_Task brief_
Whenever a line below holds the word "next", copy that line.

_Data supplied_

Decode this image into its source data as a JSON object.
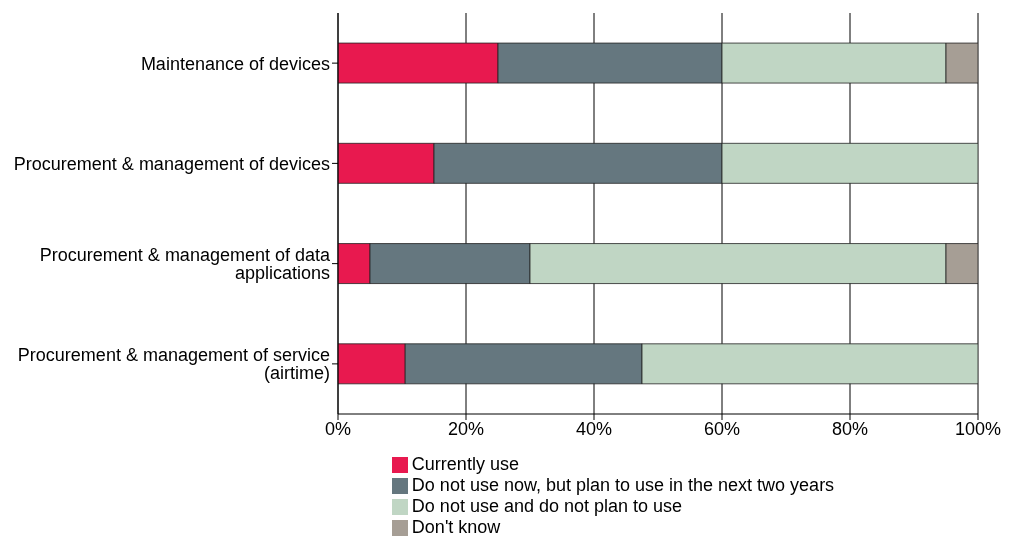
{
  "chart_data": {
    "type": "bar",
    "orientation": "horizontal",
    "stacked": true,
    "categories": [
      "Maintenance of devices",
      "Procurement & management of devices",
      "Procurement & management of data applications",
      "Procurement & management of service (airtime)"
    ],
    "series": [
      {
        "name": "Currently use",
        "color": "#e8194f",
        "values": [
          25,
          15,
          5,
          10.5
        ]
      },
      {
        "name": "Do not use now, but plan to use in the next two years",
        "color": "#65777f",
        "values": [
          35,
          45,
          25,
          37
        ]
      },
      {
        "name": "Do not use and do not plan to use",
        "color": "#c0d6c4",
        "values": [
          35,
          40,
          65,
          52.5
        ]
      },
      {
        "name": "Don't know",
        "color": "#a69e95",
        "values": [
          5,
          null,
          5,
          null
        ]
      }
    ],
    "xlim": [
      0,
      100
    ],
    "xticks": [
      {
        "value": 0,
        "label": "0%"
      },
      {
        "value": 20,
        "label": "20%"
      },
      {
        "value": 40,
        "label": "40%"
      },
      {
        "value": 60,
        "label": "60%"
      },
      {
        "value": 80,
        "label": "80%"
      },
      {
        "value": 100,
        "label": "100%"
      }
    ],
    "grid": "x",
    "legend": "bottom"
  }
}
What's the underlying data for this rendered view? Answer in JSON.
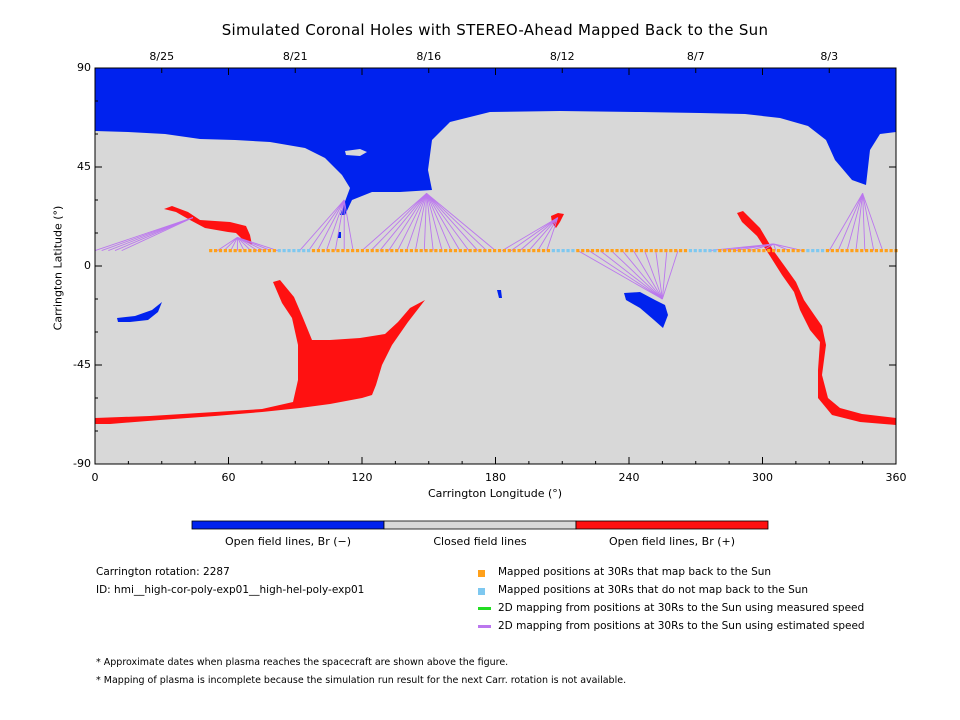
{
  "chart_data": {
    "type": "map",
    "title": "Simulated Coronal Holes with STEREO-Ahead Mapped Back to the Sun",
    "xlabel": "Carrington Longitude (°)",
    "ylabel": "Carrington Latitude (°)",
    "xlim": [
      0,
      360
    ],
    "ylim": [
      -90,
      90
    ],
    "x_ticks": [
      "0",
      "60",
      "120",
      "180",
      "240",
      "300",
      "360"
    ],
    "y_ticks": [
      "90",
      "45",
      "0",
      "-45",
      "-90"
    ],
    "top_axis_dates": [
      {
        "label": "8/25",
        "lon": 30
      },
      {
        "label": "8/21",
        "lon": 90
      },
      {
        "label": "8/16",
        "lon": 150
      },
      {
        "label": "8/12",
        "lon": 210
      },
      {
        "label": "8/7",
        "lon": 270
      },
      {
        "label": "8/3",
        "lon": 330
      }
    ],
    "colorbar": [
      {
        "label": "Open field lines, Br (−)",
        "color": "#0022ee"
      },
      {
        "label": "Closed field lines",
        "color": "#d8d8d8"
      },
      {
        "label": "Open field lines, Br (+)",
        "color": "#ff1111"
      }
    ],
    "colors": {
      "negative": "#0022ee",
      "positive": "#ff1111",
      "closed": "#d8d8d8",
      "mapped": "#ffa01a",
      "unmapped": "#7ec8f0",
      "measured": "#22dd22",
      "estimated": "#bb77ee"
    },
    "spacecraft_track": {
      "lat": 7,
      "lon_start": 52,
      "lon_end": 360,
      "step": 2.2,
      "unmapped_ranges": [
        [
          82,
          98
        ],
        [
          205,
          216
        ],
        [
          266,
          280
        ],
        [
          320,
          328
        ]
      ]
    },
    "mapping_fans": [
      {
        "foot": [
          44,
          22
        ],
        "lons": [
          0,
          3,
          6,
          9,
          12
        ]
      },
      {
        "foot": [
          64,
          13
        ],
        "lons": [
          55,
          58,
          61,
          64,
          67,
          70,
          73,
          76,
          79,
          82
        ]
      },
      {
        "foot": [
          112,
          30
        ],
        "lons": [
          92,
          96,
          100,
          104,
          108,
          112,
          116
        ]
      },
      {
        "foot": [
          149,
          33
        ],
        "lons": [
          120,
          124,
          128,
          132,
          136,
          140,
          144,
          148,
          152,
          156,
          160,
          164,
          168,
          172,
          176,
          180
        ]
      },
      {
        "foot": [
          208,
          22
        ],
        "lons": [
          183,
          187,
          191,
          195,
          199,
          203
        ]
      },
      {
        "foot": [
          255,
          -15
        ],
        "lons": [
          217,
          222,
          227,
          232,
          237,
          242,
          247,
          252,
          257,
          262
        ]
      },
      {
        "foot": [
          305,
          10
        ],
        "lons": [
          276,
          282,
          288,
          294,
          300,
          306,
          312,
          318
        ]
      },
      {
        "foot": [
          345,
          33
        ],
        "lons": [
          330,
          334,
          338,
          342,
          346,
          350,
          354
        ]
      }
    ],
    "legend": [
      {
        "label": "Mapped positions at 30Rs that map back to the Sun",
        "marker": "square",
        "color": "#ffa01a"
      },
      {
        "label": "Mapped positions at 30Rs that do not map back to the Sun",
        "marker": "square",
        "color": "#7ec8f0"
      },
      {
        "label": "2D mapping from positions at 30Rs to the Sun using measured speed",
        "marker": "line",
        "color": "#22dd22"
      },
      {
        "label": "2D mapping from positions at 30Rs to the Sun using estimated speed",
        "marker": "line",
        "color": "#bb77ee"
      }
    ]
  },
  "info": {
    "rotation": "Carrington rotation: 2287",
    "run_id": "ID: hmi__high-cor-poly-exp01__high-hel-poly-exp01"
  },
  "notes": [
    "* Approximate dates when plasma reaches the spacecraft are shown above the figure.",
    "* Mapping of plasma is incomplete because the simulation run result for the next Carr. rotation is not available."
  ]
}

_Reply_
        "name": "Do not use now, but plan to use in the next two years",
    "* Mapping of plasma is incomplete because the simulation run result for the next Carr. rotation is not available."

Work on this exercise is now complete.